Data entries for graphics:

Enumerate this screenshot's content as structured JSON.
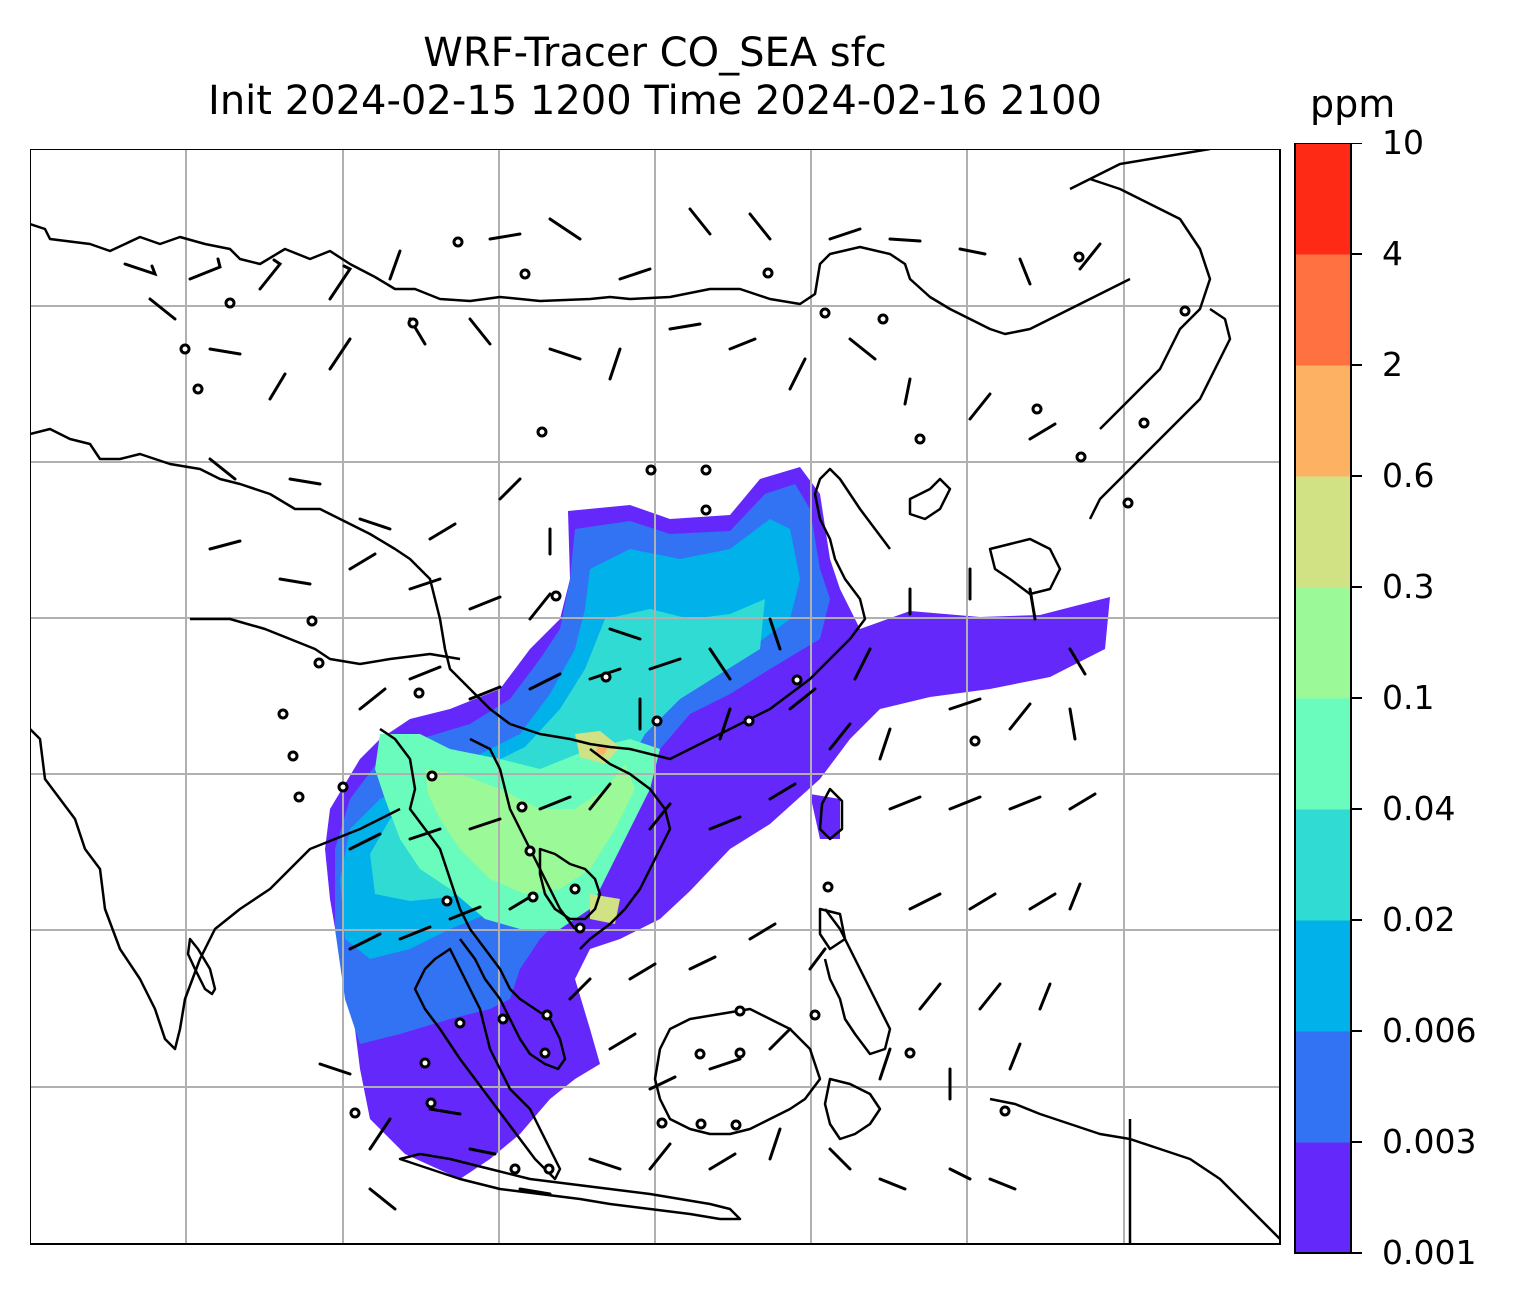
{
  "title_line1": "WRF-Tracer CO_SEA sfc",
  "title_line2": "Init 2024-02-15 1200 Time 2024-02-16 2100",
  "colorbar": {
    "unit": "ppm",
    "levels": [
      "0.001",
      "0.003",
      "0.006",
      "0.02",
      "0.04",
      "0.1",
      "0.3",
      "0.6",
      "2",
      "4",
      "10"
    ],
    "colors": [
      "#6528fb",
      "#3273f3",
      "#00b1ea",
      "#30dbd3",
      "#69fcbc",
      "#9bf997",
      "#d0e284",
      "#fdb163",
      "#ff7140",
      "#ff2a16"
    ]
  },
  "map": {
    "gridlines": true,
    "features": [
      "coastlines",
      "country-borders",
      "wind-barbs",
      "tracer-concentration-field"
    ]
  }
}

§ **PROMPT**
Make an exact copy of the data, leaving its pictures out.

§ **REPLY**
Enumerate this screenshot's content as structured JSON.
{
  "title_line1": "WRF-Tracer CO_SEA sfc",
  "title_line2": "Init 2024-02-15 1200 Time 2024-02-16 2100",
  "colorbar": {
    "unit": "ppm",
    "levels": [
      "0.001",
      "0.003",
      "0.006",
      "0.02",
      "0.04",
      "0.1",
      "0.3",
      "0.6",
      "2",
      "4",
      "10"
    ],
    "colors": [
      "#6528fb",
      "#3273f3",
      "#00b1ea",
      "#30dbd3",
      "#69fcbc",
      "#9bf997",
      "#d0e284",
      "#fdb163",
      "#ff7140",
      "#ff2a16"
    ]
  },
  "map": {
    "gridlines": true,
    "features": [
      "coastlines",
      "country-borders",
      "wind-barbs",
      "tracer-concentration-field"
    ]
  }
}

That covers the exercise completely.